§ **Task directions**:
Pick every line with "ArticleMarketing" from the material below.

───── Data records ─────

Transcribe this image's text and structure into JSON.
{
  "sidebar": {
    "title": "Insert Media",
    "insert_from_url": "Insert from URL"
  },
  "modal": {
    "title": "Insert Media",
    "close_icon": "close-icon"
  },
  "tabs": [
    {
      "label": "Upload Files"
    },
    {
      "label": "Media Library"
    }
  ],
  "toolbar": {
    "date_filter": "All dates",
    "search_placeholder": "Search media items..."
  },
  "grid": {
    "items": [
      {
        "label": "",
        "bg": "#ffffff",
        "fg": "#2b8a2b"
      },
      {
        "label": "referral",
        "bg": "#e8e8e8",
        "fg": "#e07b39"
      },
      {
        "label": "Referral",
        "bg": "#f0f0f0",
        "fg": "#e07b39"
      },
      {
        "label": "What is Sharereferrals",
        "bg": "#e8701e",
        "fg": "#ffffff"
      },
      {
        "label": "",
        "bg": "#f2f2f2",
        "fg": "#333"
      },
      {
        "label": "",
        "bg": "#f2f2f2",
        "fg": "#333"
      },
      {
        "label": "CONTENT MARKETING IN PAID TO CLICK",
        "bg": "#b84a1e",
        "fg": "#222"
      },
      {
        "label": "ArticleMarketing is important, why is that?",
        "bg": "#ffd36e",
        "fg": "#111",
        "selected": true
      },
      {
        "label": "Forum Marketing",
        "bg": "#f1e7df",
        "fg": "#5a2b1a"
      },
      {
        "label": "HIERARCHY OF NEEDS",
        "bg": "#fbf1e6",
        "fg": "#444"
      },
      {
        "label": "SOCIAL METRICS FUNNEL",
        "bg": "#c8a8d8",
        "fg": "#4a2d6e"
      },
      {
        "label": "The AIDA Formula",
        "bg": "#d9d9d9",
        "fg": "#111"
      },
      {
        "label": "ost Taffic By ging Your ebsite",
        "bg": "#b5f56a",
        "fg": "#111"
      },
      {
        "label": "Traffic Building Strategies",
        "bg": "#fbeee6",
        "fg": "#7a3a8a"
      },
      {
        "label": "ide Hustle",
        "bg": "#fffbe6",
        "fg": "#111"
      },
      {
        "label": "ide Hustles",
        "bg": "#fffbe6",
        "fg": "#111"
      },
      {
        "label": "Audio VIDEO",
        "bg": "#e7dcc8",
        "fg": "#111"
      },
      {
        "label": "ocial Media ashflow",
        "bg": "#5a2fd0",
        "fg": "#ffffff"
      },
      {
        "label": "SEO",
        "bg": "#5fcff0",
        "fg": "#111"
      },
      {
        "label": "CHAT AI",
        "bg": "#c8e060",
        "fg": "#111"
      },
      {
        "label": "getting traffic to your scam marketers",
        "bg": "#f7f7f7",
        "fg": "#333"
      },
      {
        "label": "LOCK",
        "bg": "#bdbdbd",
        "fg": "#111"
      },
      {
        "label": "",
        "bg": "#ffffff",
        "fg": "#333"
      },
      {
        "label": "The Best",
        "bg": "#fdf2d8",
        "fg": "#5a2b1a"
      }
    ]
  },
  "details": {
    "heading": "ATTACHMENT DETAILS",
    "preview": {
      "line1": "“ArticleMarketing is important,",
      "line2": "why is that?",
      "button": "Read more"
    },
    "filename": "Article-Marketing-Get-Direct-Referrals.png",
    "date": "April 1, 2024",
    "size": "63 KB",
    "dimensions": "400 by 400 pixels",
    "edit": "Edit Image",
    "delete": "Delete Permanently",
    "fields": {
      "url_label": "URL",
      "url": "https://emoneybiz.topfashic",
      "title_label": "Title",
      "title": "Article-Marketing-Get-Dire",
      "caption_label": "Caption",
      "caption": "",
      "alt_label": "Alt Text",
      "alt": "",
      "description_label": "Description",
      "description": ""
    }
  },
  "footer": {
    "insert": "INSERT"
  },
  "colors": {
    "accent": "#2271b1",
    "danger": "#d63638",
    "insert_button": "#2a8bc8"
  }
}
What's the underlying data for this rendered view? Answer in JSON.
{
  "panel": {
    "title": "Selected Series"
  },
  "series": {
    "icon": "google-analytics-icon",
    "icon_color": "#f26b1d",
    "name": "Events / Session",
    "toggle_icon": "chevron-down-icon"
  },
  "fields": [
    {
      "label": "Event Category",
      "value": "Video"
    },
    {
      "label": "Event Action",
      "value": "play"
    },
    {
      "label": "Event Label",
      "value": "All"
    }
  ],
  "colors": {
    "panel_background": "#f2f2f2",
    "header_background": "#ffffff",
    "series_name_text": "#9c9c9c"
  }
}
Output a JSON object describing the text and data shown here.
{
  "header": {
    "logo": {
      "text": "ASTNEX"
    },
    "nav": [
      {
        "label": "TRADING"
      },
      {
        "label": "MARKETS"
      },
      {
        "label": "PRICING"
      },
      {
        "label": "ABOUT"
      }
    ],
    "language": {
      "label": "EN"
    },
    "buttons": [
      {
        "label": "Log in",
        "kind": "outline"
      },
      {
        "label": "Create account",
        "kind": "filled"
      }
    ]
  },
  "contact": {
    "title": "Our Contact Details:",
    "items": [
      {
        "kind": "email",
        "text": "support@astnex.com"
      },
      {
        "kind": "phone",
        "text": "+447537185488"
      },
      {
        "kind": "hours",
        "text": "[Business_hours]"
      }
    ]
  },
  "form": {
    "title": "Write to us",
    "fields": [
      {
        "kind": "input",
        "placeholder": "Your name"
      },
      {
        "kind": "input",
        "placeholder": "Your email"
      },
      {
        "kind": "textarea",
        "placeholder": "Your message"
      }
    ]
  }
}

─────

§ **The result**:
        "label": "ArticleMarketing is important, why is that?",
      "line1": "“ArticleMarketing is important,",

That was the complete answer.